Selected excerpt Start Marker

A. The histogram shows the mean numbers of hScrib peptides pulled down by each E6 C-terminus peptide, detected by mass spectroscopy. Standard Errors of the Mean are shown. B. Comparison of the numbers of hScrib peptides pulled down by the Group 1 and Group 2B peptides shows a statistically significant (P = 0.0083) difference. Numbers were analysed by Prism software and standard deviations are shown. C. hScrib is bound by the E6 proteins of oncogenic HPV types. In vitro translated radiolabelled hScrib was incubated with the full-length GST-HPV-16E6, HPV-18-E6, HPV-66-E6 and HPV-40-E6 proteins. The upper panel shows the autoradiograph of bound hScrib and the lower panel shows the Coomassie stained gel. Arrows indicate the GST-E6 proteins; the GST alone is not visible on a gel of low enough percentage acrylamide to allow hScrib visualisation, but was equivalent to that in Fig 2C and 2D. D. The histogram shows the quantitation of at least three binding assays, analysed by the Image J and Prism programmes. Standard deviations are shown.
Fig 8.
Novel interacting partners of HPV E6 proteins.
ZO-2 binds to HPV E6 proteins in a PBM-dependent manner. (A). Extract of 293 cells transfected with ZO-2-expressing plasmid was incubated with GST-E6 proteins from HPV types 16, 18, 31, 51, 66, 70, 40 and the HPV18 T156E mutant, which ablates PDZ binding. Above: bound proteins detected by western blot probed with anti-HA antibody. Below: Ponceau staining of the nitrocellulose membranes, showing the GST-E6 proteins (arrowed). (B). The histogram shows the collated results of at least 3 assays. Standard deviations are shown. (C). No binding is seen with HA-ZO-1. Extract of 293 cells transfected with ZO-1-expressing plasmid was incubated with GST-E6 proteins from HPV types 16, 18, 31, 51, 66, 70, 40 and the HPV18 T156E mutant, which ablates PDZ binding. Above: bound proteins detected by western blot probed with anti-HA antibody. Below: Ponceau staining of the nitrocellulose membranes, showing the GST-E6 proteins (arrowed).
Fig 9.
Novel interacting partners of HPV E6 proteins.
Beta-2-syntrophin (SNTB2) binds to HPV E6 proteins in a PBM-dependent manner. (A). Autoradiograph of a GST pulldown assay using in vitro translated, radiolabelled SNTB2, together with GST-E6 fusion proteins from HPV types 16, 18, 31, 51, 66, 70, 40 and the 18E6T156E mutant. The Coomassie stained gel shows the GST fusion protein input (arrowed). (B). The histogram shows the collated results of at least 3 assays, standard deviations are shown.

Selected excerpt End Marker

● **List of tasks**:
1. In the figure legends on HPV E6 binding partners, what P value is given for the difference between the Group 1 and Group 2B peptides?
2. Continue the figure legends on HPV E6 binding partners from the point where they stop.

Entries shown Start Marker

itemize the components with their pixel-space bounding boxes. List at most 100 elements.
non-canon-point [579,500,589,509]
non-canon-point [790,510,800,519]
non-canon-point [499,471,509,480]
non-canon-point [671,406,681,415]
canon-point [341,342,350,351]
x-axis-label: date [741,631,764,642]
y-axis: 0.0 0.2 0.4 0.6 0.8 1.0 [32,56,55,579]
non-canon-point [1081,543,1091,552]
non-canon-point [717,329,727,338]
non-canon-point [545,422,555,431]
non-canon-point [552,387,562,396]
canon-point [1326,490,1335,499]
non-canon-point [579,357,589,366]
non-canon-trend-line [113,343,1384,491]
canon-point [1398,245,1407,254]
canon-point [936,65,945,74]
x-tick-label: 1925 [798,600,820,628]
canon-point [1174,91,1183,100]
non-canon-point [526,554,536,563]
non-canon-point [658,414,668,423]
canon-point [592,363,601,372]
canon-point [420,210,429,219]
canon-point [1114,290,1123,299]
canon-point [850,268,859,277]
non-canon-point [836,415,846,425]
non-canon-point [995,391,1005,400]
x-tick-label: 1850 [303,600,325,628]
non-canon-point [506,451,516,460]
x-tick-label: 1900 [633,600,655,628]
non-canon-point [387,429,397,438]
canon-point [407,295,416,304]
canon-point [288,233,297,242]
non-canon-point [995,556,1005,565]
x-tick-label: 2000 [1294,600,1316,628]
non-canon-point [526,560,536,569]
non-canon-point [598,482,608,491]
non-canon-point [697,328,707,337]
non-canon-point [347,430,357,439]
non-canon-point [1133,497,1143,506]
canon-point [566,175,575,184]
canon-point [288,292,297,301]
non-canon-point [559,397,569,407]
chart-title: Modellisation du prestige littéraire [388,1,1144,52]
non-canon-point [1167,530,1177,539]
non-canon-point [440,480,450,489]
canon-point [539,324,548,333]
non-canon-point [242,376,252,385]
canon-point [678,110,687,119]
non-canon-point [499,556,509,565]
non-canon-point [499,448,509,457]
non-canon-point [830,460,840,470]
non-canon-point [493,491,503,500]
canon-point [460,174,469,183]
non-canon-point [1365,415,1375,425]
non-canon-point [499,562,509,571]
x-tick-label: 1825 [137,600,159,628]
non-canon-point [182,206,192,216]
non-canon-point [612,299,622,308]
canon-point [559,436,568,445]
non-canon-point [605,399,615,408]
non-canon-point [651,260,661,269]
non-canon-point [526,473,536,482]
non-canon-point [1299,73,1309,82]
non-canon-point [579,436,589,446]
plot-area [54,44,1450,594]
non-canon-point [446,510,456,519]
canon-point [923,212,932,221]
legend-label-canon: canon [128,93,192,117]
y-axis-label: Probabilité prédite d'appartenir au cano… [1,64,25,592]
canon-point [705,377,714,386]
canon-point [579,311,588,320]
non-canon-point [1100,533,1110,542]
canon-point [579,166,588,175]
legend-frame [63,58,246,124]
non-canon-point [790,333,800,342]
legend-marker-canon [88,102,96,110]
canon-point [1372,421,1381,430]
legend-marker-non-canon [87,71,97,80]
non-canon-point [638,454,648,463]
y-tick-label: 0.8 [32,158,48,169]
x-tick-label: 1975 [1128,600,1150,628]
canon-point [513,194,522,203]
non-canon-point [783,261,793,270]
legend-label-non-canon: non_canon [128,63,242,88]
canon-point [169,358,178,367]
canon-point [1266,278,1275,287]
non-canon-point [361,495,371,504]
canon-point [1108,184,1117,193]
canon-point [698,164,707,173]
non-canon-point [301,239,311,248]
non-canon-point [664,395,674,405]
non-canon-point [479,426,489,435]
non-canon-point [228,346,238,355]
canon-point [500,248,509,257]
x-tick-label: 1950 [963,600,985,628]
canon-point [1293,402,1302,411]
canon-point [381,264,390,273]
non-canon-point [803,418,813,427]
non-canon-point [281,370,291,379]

Entries shown End Marker

● **Per-task outputs**:
1. P = 0.0083

2.
Fig 10.
ZO-2 levels are increased upon HPV E6 expression.
Western blot analysis of (A). ZO-2 and (B). SNTB2 levels in HeLa cells. si-ablation of E6/E7 expression results in a significant (p = 0.0063) reduction in ZO-2 levels. HeLa cells were transfected with siRNA to Luciferase (Luci) as control, with si-HPV-18 E6/E7 to ablate E6 expression, with si-ZO-2 or si-SNTB2. ZO-2 and SNTB2 levels were determined by Western Blot after 48h. The histograms show the results of at least three independent assays, analysed by Image J and Prism programmes and standard deviations are shown. (C). A representative western blot assay.
Fig 11.
Increased ZO-2 levels promote cell migration.
Ablation of ZO-2 expression reduces wound healing ability in HeLa cells, to a similar degree as ablation of E6 expression. (A). Confluent HeLa cells were scratched with a plastic pipette tip 48h after being transfected with si-RNA to luciferase, HPV 18 E6/E7, ZO-2 or SNTB2. The cells were photographed immediately post-scratch (0h) and after 24h. (B). The histogram shows the percentage area of the scratch remaining at 24h, from three independent experiments and standard deviations are shown.
Fig 12.
The molecular basis for substrate selection.
Histograms representing the mass spectroscopy results of peptide pulldowns from HaCat cell extract, using peptides representing the C-termini of HPV-16 and HPV-33, and peptides in which the penultimate amino acid residue was swapped: HPV-16Q150A and HPV-33A148Q. The most marked effects of the change are arrowed. The histograms were drawn using the Prism software, the peptide sequences are shown on each histogram.